| Dataset records |

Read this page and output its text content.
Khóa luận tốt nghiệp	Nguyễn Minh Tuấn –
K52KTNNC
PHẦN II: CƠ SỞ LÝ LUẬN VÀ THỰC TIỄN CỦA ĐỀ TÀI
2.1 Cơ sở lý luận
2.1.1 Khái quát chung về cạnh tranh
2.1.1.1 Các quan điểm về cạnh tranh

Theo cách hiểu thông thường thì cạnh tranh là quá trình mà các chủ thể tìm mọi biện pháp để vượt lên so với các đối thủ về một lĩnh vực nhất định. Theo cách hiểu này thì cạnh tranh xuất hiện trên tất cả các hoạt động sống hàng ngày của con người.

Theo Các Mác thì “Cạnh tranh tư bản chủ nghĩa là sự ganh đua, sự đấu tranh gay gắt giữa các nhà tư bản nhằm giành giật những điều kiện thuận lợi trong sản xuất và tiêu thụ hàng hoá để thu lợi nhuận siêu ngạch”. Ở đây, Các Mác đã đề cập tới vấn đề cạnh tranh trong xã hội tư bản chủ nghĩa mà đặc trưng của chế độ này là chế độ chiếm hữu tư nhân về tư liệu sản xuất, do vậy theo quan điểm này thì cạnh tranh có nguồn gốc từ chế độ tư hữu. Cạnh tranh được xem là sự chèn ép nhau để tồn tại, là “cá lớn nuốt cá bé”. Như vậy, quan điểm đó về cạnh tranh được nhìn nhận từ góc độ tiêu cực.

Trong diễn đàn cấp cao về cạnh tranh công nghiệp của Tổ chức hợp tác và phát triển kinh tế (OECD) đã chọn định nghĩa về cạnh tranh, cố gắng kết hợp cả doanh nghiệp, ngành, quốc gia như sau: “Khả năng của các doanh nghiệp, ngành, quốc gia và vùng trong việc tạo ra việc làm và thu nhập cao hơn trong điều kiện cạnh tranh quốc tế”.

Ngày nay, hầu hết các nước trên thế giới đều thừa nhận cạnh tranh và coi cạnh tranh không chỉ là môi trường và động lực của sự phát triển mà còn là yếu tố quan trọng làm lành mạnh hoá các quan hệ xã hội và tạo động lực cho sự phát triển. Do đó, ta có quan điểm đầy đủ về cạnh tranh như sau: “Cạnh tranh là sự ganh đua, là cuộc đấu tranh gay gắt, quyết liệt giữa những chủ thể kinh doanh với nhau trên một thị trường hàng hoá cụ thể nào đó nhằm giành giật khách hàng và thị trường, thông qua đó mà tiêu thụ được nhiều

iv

| Short task |
The records above should be duplicated in full, exactly as given.

| Right answer |
Read this page and output its text content.
Khóa luận tốt nghiệp	Nguyễn Minh Tuấn –
K52KTNNC
PHẦN II: CƠ SỞ LÝ LUẬN VÀ THỰC TIỄN CỦA ĐỀ TÀI
2.1 Cơ sở lý luận
2.1.1 Khái quát chung về cạnh tranh
2.1.1.1 Các quan điểm về cạnh tranh

Theo cách hiểu thông thường thì cạnh tranh là quá trình mà các chủ thể tìm mọi biện pháp để vượt lên so với các đối thủ về một lĩnh vực nhất định. Theo cách hiểu này thì cạnh tranh xuất hiện trên tất cả các hoạt động sống hàng ngày của con người.

Theo Các Mác thì “Cạnh tranh tư bản chủ nghĩa là sự ganh đua, sự đấu tranh gay gắt giữa các nhà tư bản nhằm giành giật những điều kiện thuận lợi trong sản xuất và tiêu thụ hàng hoá để thu lợi nhuận siêu ngạch”. Ở đây, Các Mác đã đề cập tới vấn đề cạnh tranh trong xã hội tư bản chủ nghĩa mà đặc trưng của chế độ này là chế độ chiếm hữu tư nhân về tư liệu sản xuất, do vậy theo quan điểm này thì cạnh tranh có nguồn gốc từ chế độ tư hữu. Cạnh tranh được xem là sự chèn ép nhau để tồn tại, là “cá lớn nuốt cá bé”. Như vậy, quan điểm đó về cạnh tranh được nhìn nhận từ góc độ tiêu cực.

Trong diễn đàn cấp cao về cạnh tranh công nghiệp của Tổ chức hợp tác và phát triển kinh tế (OECD) đã chọn định nghĩa về cạnh tranh, cố gắng kết hợp cả doanh nghiệp, ngành, quốc gia như sau: “Khả năng của các doanh nghiệp, ngành, quốc gia và vùng trong việc tạo ra việc làm và thu nhập cao hơn trong điều kiện cạnh tranh quốc tế”.

Ngày nay, hầu hết các nước trên thế giới đều thừa nhận cạnh tranh và coi cạnh tranh không chỉ là môi trường và động lực của sự phát triển mà còn là yếu tố quan trọng làm lành mạnh hoá các quan hệ xã hội và tạo động lực cho sự phát triển. Do đó, ta có quan điểm đầy đủ về cạnh tranh như sau: “Cạnh tranh là sự ganh đua, là cuộc đấu tranh gay gắt, quyết liệt giữa những chủ thể kinh doanh với nhau trên một thị trường hàng hoá cụ thể nào đó nhằm giành giật khách hàng và thị trường, thông qua đó mà tiêu thụ được nhiều

iv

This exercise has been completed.